▶ [Work to be completed] Write out all of the entries exactly, please.

(begin)

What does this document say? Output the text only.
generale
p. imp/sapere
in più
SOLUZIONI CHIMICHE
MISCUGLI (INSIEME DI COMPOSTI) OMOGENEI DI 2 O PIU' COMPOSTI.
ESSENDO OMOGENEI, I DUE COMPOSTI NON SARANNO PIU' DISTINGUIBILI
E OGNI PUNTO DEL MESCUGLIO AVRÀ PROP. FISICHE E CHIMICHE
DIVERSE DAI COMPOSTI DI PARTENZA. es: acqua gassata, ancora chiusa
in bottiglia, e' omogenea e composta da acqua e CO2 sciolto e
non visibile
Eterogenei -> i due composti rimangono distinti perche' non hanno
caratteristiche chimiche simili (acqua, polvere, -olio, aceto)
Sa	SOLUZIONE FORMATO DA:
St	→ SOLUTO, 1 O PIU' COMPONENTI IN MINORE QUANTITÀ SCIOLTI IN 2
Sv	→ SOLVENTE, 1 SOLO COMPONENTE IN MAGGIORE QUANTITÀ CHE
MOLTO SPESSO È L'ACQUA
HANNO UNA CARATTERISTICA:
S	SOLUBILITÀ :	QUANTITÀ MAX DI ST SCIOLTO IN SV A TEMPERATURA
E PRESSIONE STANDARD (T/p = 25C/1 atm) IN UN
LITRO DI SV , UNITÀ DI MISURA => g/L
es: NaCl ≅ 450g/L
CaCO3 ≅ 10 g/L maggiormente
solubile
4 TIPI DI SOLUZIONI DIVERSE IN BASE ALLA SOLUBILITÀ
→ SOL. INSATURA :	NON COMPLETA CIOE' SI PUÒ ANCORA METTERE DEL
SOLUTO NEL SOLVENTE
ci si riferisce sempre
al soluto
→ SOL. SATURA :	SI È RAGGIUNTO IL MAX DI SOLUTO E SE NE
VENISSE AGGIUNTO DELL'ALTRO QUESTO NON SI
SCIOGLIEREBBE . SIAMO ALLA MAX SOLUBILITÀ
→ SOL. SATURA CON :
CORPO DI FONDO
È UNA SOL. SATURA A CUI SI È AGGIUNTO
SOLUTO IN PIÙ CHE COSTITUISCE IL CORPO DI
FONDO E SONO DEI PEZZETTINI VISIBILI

(end)

▶ [Result of this exercise]
What does this document say? Output the text only.
generale
p. imp/sapere
in più
SOLUZIONI CHIMICHE
MISCUGLI (INSIEME DI COMPOSTI) OMOGENEI DI 2 O PIU' COMPOSTI.
ESSENDO OMOGENEI, I DUE COMPOSTI NON SARANNO PIU' DISTINGUIBILI
E OGNI PUNTO DEL MESCUGLIO AVRÀ PROP. FISICHE E CHIMICHE
DIVERSE DAI COMPOSTI DI PARTENZA. es: acqua gassata, ancora chiusa
in bottiglia, e' omogenea e composta da acqua e CO2 sciolto e
non visibile
Eterogenei -> i due composti rimangono distinti perche' non hanno
caratteristiche chimiche simili (acqua, polvere, -olio, aceto)
Sa	SOLUZIONE FORMATO DA:
St	→ SOLUTO, 1 O PIU' COMPONENTI IN MINORE QUANTITÀ SCIOLTI IN 2
Sv	→ SOLVENTE, 1 SOLO COMPONENTE IN MAGGIORE QUANTITÀ CHE
MOLTO SPESSO È L'ACQUA
HANNO UNA CARATTERISTICA:
S	SOLUBILITÀ :	QUANTITÀ MAX DI ST SCIOLTO IN SV A TEMPERATURA
E PRESSIONE STANDARD (T/p = 25C/1 atm) IN UN
LITRO DI SV , UNITÀ DI MISURA => g/L
es: NaCl ≅ 450g/L
CaCO3 ≅ 10 g/L maggiormente
solubile
4 TIPI DI SOLUZIONI DIVERSE IN BASE ALLA SOLUBILITÀ
→ SOL. INSATURA :	NON COMPLETA CIOE' SI PUÒ ANCORA METTERE DEL
SOLUTO NEL SOLVENTE
ci si riferisce sempre
al soluto
→ SOL. SATURA :	SI È RAGGIUNTO IL MAX DI SOLUTO E SE NE
VENISSE AGGIUNTO DELL'ALTRO QUESTO NON SI
SCIOGLIEREBBE . SIAMO ALLA MAX SOLUBILITÀ
→ SOL. SATURA CON :
CORPO DI FONDO
È UNA SOL. SATURA A CUI SI È AGGIUNTO
SOLUTO IN PIÙ CHE COSTITUISCE IL CORPO DI
FONDO E SONO DEI PEZZETTINI VISIBILI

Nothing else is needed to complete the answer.